_PROMPT_
Below are some records; retype all of them exactly.

## START

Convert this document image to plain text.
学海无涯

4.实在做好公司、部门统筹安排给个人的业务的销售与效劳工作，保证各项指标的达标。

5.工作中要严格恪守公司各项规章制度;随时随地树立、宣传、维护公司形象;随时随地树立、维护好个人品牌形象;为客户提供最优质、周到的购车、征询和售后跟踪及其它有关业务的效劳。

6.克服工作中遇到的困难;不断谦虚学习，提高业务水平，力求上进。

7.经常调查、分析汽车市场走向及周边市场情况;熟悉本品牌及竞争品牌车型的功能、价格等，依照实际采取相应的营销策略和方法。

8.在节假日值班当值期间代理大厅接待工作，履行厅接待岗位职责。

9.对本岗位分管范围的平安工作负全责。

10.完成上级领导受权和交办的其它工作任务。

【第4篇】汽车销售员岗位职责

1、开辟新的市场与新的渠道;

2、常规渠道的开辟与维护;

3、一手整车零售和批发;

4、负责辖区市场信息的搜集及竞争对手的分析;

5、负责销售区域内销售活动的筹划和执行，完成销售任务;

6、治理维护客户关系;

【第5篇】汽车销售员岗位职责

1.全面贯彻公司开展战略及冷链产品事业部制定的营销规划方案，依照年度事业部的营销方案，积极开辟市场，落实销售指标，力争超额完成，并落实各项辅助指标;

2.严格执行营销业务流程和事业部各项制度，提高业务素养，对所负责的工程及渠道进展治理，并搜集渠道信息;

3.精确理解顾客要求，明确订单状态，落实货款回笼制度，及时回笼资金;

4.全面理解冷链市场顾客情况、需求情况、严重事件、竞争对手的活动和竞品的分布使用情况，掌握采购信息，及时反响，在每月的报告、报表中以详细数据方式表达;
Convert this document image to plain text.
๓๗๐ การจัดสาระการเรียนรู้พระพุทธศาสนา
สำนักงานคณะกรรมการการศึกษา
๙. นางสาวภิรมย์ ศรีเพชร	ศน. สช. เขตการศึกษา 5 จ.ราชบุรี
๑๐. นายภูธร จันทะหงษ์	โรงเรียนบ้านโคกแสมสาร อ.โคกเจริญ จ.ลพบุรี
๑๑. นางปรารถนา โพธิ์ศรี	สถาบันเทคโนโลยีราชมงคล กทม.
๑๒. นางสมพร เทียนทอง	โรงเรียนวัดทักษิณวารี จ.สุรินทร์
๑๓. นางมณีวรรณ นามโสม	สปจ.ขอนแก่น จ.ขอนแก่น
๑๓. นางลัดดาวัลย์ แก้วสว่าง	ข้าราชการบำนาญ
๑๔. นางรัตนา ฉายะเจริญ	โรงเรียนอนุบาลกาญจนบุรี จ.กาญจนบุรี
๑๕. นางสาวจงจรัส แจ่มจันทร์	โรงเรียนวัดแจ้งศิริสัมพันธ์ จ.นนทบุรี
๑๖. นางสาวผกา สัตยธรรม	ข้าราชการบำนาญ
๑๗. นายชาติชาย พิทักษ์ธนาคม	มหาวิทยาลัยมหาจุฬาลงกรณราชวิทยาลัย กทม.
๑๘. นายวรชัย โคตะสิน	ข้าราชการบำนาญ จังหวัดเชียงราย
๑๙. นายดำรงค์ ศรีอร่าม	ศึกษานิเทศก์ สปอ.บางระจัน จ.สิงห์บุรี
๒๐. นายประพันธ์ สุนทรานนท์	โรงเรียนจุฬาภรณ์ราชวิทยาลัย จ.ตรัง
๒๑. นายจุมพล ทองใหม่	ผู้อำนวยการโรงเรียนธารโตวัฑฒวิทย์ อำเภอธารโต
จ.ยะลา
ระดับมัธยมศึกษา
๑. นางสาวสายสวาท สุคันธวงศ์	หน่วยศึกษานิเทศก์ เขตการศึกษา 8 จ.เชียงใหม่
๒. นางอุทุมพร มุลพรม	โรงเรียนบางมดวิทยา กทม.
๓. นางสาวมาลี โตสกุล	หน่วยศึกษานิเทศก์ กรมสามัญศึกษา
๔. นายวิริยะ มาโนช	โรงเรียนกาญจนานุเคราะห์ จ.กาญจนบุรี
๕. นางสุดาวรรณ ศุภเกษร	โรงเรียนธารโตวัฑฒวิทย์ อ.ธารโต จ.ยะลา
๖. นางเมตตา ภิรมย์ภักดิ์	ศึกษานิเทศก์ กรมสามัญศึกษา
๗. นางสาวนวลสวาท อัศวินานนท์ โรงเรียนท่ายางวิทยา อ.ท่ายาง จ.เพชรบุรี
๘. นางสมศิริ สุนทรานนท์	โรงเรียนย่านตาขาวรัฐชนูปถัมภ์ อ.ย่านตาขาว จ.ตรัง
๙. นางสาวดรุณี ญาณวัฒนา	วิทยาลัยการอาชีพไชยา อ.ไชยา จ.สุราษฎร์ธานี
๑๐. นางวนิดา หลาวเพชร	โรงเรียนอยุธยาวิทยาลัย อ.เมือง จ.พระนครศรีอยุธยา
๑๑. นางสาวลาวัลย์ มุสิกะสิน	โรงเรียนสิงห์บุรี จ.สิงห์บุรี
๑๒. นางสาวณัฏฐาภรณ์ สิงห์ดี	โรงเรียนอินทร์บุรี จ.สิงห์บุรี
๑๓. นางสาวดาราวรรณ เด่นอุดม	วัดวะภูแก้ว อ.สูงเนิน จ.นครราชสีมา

## END

_ANSWER TO THE TASK_
Convert this document image to plain text.
学海无涯

4.实在做好公司、部门统筹安排给个人的业务的销售与效劳工作，保证各项指标的达标。

5.工作中要严格恪守公司各项规章制度;随时随地树立、宣传、维护公司形象;随时随地树立、维护好个人品牌形象;为客户提供最优质、周到的购车、征询和售后跟踪及其它有关业务的效劳。

6.克服工作中遇到的困难;不断谦虚学习，提高业务水平，力求上进。

7.经常调查、分析汽车市场走向及周边市场情况;熟悉本品牌及竞争品牌车型的功能、价格等，依照实际采取相应的营销策略和方法。

8.在节假日值班当值期间代理大厅接待工作，履行厅接待岗位职责。

9.对本岗位分管范围的平安工作负全责。

10.完成上级领导受权和交办的其它工作任务。

【第4篇】汽车销售员岗位职责

1、开辟新的市场与新的渠道;

2、常规渠道的开辟与维护;

3、一手整车零售和批发;

4、负责辖区市场信息的搜集及竞争对手的分析;

5、负责销售区域内销售活动的筹划和执行，完成销售任务;

6、治理维护客户关系;

【第5篇】汽车销售员岗位职责

1.全面贯彻公司开展战略及冷链产品事业部制定的营销规划方案，依照年度事业部的营销方案，积极开辟市场，落实销售指标，力争超额完成，并落实各项辅助指标;

2.严格执行营销业务流程和事业部各项制度，提高业务素养，对所负责的工程及渠道进展治理，并搜集渠道信息;

3.精确理解顾客要求，明确订单状态，落实货款回笼制度，及时回笼资金;

4.全面理解冷链市场顾客情况、需求情况、严重事件、竞争对手的活动和竞品的分布使用情况，掌握采购信息，及时反响，在每月的报告、报表中以详细数据方式表达;
Convert this document image to plain text.
๓๗๐ การจัดสาระการเรียนรู้พระพุทธศาสนา
สำนักงานคณะกรรมการการศึกษา
๙. นางสาวภิรมย์ ศรีเพชร	ศน. สช. เขตการศึกษา 5 จ.ราชบุรี
๑๐. นายภูธร จันทะหงษ์	โรงเรียนบ้านโคกแสมสาร อ.โคกเจริญ จ.ลพบุรี
๑๑. นางปรารถนา โพธิ์ศรี	สถาบันเทคโนโลยีราชมงคล กทม.
๑๒. นางสมพร เทียนทอง	โรงเรียนวัดทักษิณวารี จ.สุรินทร์
๑๓. นางมณีวรรณ นามโสม	สปจ.ขอนแก่น จ.ขอนแก่น
๑๓. นางลัดดาวัลย์ แก้วสว่าง	ข้าราชการบำนาญ
๑๔. นางรัตนา ฉายะเจริญ	โรงเรียนอนุบาลกาญจนบุรี จ.กาญจนบุรี
๑๕. นางสาวจงจรัส แจ่มจันทร์	โรงเรียนวัดแจ้งศิริสัมพันธ์ จ.นนทบุรี
๑๖. นางสาวผกา สัตยธรรม	ข้าราชการบำนาญ
๑๗. นายชาติชาย พิทักษ์ธนาคม	มหาวิทยาลัยมหาจุฬาลงกรณราชวิทยาลัย กทม.
๑๘. นายวรชัย โคตะสิน	ข้าราชการบำนาญ จังหวัดเชียงราย
๑๙. นายดำรงค์ ศรีอร่าม	ศึกษานิเทศก์ สปอ.บางระจัน จ.สิงห์บุรี
๒๐. นายประพันธ์ สุนทรานนท์	โรงเรียนจุฬาภรณ์ราชวิทยาลัย จ.ตรัง
๒๑. นายจุมพล ทองใหม่	ผู้อำนวยการโรงเรียนธารโตวัฑฒวิทย์ อำเภอธารโต
จ.ยะลา
ระดับมัธยมศึกษา
๑. นางสาวสายสวาท สุคันธวงศ์	หน่วยศึกษานิเทศก์ เขตการศึกษา 8 จ.เชียงใหม่
๒. นางอุทุมพร มุลพรม	โรงเรียนบางมดวิทยา กทม.
๓. นางสาวมาลี โตสกุล	หน่วยศึกษานิเทศก์ กรมสามัญศึกษา
๔. นายวิริยะ มาโนช	โรงเรียนกาญจนานุเคราะห์ จ.กาญจนบุรี
๕. นางสุดาวรรณ ศุภเกษร	โรงเรียนธารโตวัฑฒวิทย์ อ.ธารโต จ.ยะลา
๖. นางเมตตา ภิรมย์ภักดิ์	ศึกษานิเทศก์ กรมสามัญศึกษา
๗. นางสาวนวลสวาท อัศวินานนท์ โรงเรียนท่ายางวิทยา อ.ท่ายาง จ.เพชรบุรี
๘. นางสมศิริ สุนทรานนท์	โรงเรียนย่านตาขาวรัฐชนูปถัมภ์ อ.ย่านตาขาว จ.ตรัง
๙. นางสาวดรุณี ญาณวัฒนา	วิทยาลัยการอาชีพไชยา อ.ไชยา จ.สุราษฎร์ธานี
๑๐. นางวนิดา หลาวเพชร	โรงเรียนอยุธยาวิทยาลัย อ.เมือง จ.พระนครศรีอยุธยา
๑๑. นางสาวลาวัลย์ มุสิกะสิน	โรงเรียนสิงห์บุรี จ.สิงห์บุรี
๑๒. นางสาวณัฏฐาภรณ์ สิงห์ดี	โรงเรียนอินทร์บุรี จ.สิงห์บุรี
๑๓. นางสาวดาราวรรณ เด่นอุดม	วัดวะภูแก้ว อ.สูงเนิน จ.นครราชสีมา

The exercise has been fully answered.